> What the exercise asks
Return all of the entries exactly as written.

> Dataset entries
● ● ● ●
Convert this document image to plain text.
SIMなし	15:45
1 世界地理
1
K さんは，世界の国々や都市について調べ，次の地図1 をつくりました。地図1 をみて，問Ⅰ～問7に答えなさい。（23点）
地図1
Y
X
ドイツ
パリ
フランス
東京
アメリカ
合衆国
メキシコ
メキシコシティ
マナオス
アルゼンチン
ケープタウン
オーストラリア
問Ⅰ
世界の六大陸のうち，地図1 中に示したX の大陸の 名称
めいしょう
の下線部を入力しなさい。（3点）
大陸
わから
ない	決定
● ● ● ●
> Worked answer
Convert this document image to plain text.
SIMなし	15:45
1 世界地理
1
K さんは，世界の国々や都市について調べ，次の地図1 をつくりました。地図1 をみて，問Ⅰ～問7に答えなさい。（23点）
地図1
Y
X
ドイツ
パリ
フランス
東京
アメリカ
合衆国
メキシコ
メキシコシティ
マナオス
アルゼンチン
ケープタウン
オーストラリア
問Ⅰ
世界の六大陸のうち，地図1 中に示したX の大陸の 名称
めいしょう
の下線部を入力しなさい。（3点）
大陸
わから
ない	決定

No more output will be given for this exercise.